Given problem »
Extract each line bearing the word "cdot".

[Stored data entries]
□ □ □ □
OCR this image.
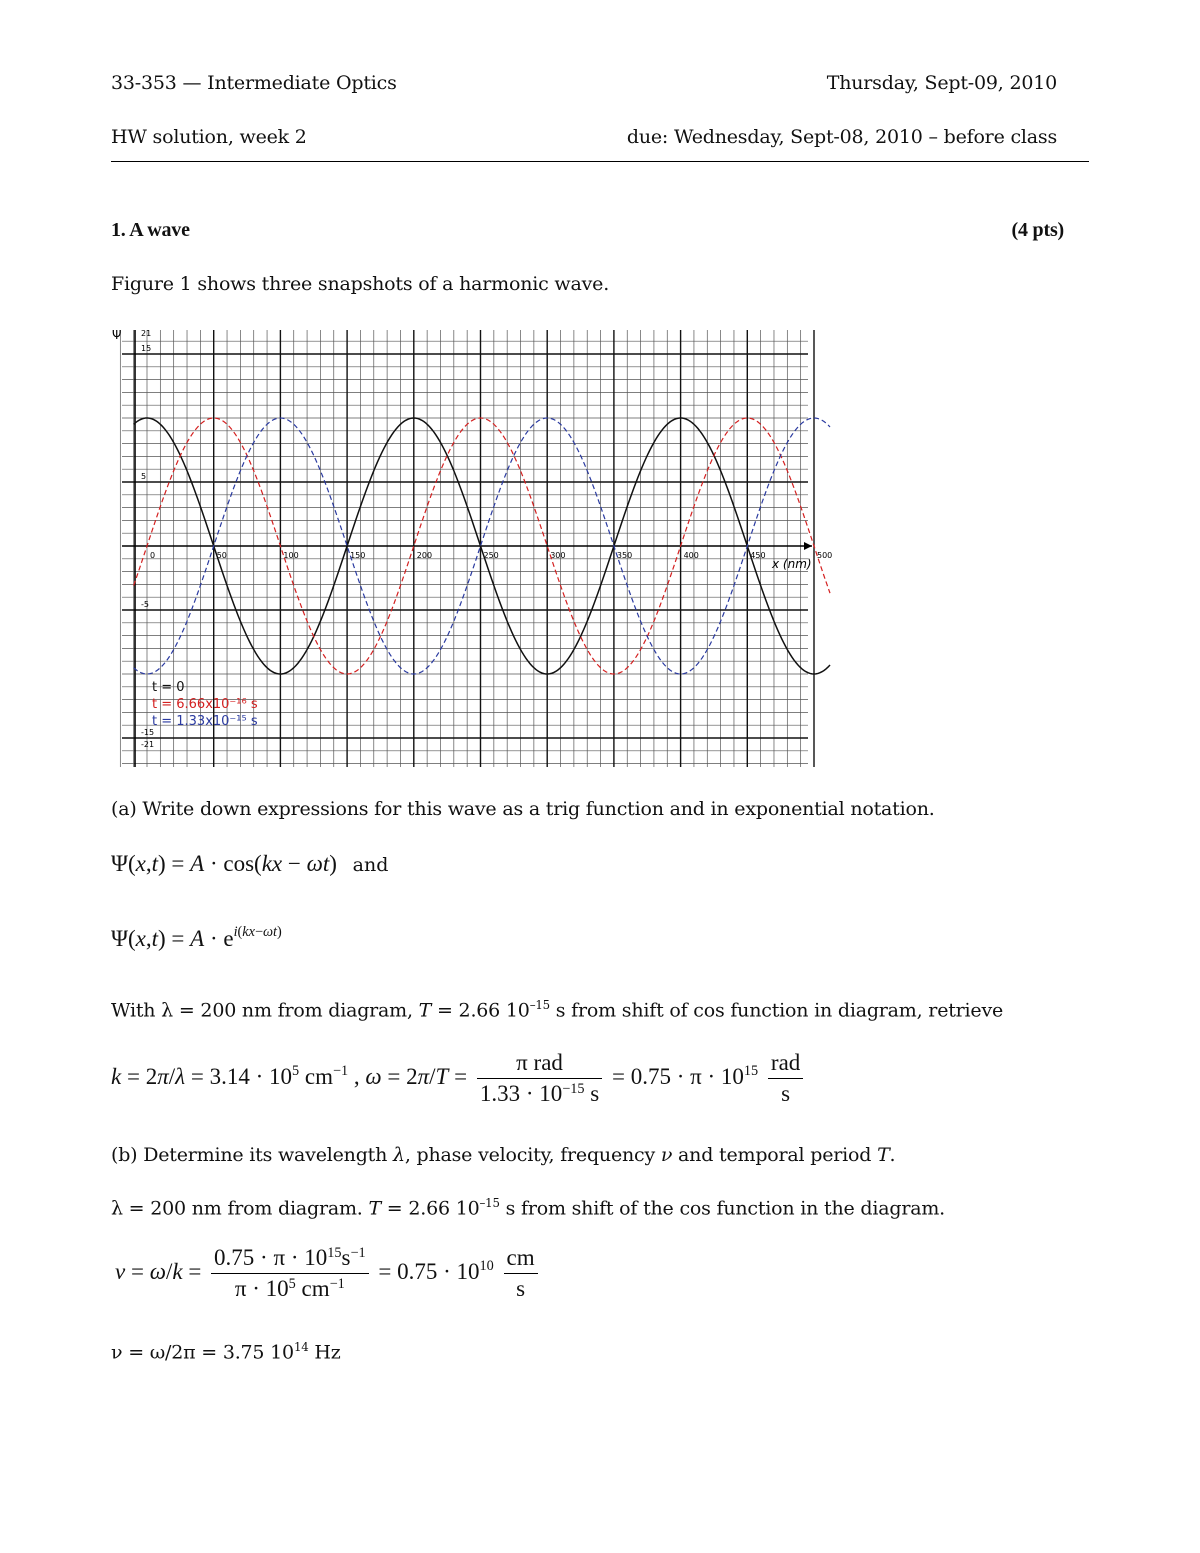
33-353 — Intermediate Optics	Thursday, Sept-09, 2010
HW solution, week 2	due: Wednesday, Sept-08, 2010 – before class
1. A wave	(4 pts)
Figure 1 shows three snapshots of a harmonic wave.
0	50	100	150	200	250	300	350	400	450	500
21
15
5
-5
-15
-21
Ψ
x (nm)
t = 0
t = 6.66x10⁻¹⁶ s
t = 1.33x10⁻¹⁵ s
(a) Write down expressions for this wave as a trig function and in exponential notation.
Ψ(x,t) = A · cos(kx − ωt) and
$\Psi(x,t) = A \cdot e^{i(kx-\omega t)}$
With λ = 200 nm from diagram, T = 2.66 $10^{-15}$ s from shift of cos function in diagram, retrieve
$k = 2\pi/\lambda = 3.14 \cdot 10^5$ $cm^{-1}$ , $\omega = 2\pi/T = \frac{\text{π rad}}{1.33 \cdot 10^{-15} s} = 0.75 \cdot \pi \cdot 10^{15} \frac{\text{rad}}{s}$
(b) Determine its wavelength λ, phase velocity, frequency ν and temporal period T.
λ = 200 nm from diagram. T = 2.66 $10^{-15}$ s from shift of the cos function in the diagram.
$v = \omega/k = \frac{0.75 \cdot \pi \cdot 10^{15}s^{-1}}{\pi \cdot 10^5 cm^{-1}} = 0.75 \cdot 10^{10} \frac{cm}{s}$
ν = ω/2π = 3.75 $10^{14}$ Hz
□ □ □ □
Response for this exercise »
$\Psi(x,t) = A \cdot e^{i(kx-\omega t)}$
$k = 2\pi/\lambda = 3.14 \cdot 10^5$ $cm^{-1}$ , $\omega = 2\pi/T = \frac{\text{π rad}}{1.33 \cdot 10^{-15} s} = 0.75 \cdot \pi \cdot 10^{15} \frac{\text{rad}}{s}$
$v = \omega/k = \frac{0.75 \cdot \pi \cdot 10^{15}s^{-1}}{\pi \cdot 10^5 cm^{-1}} = 0.75 \cdot 10^{10} \frac{cm}{s}$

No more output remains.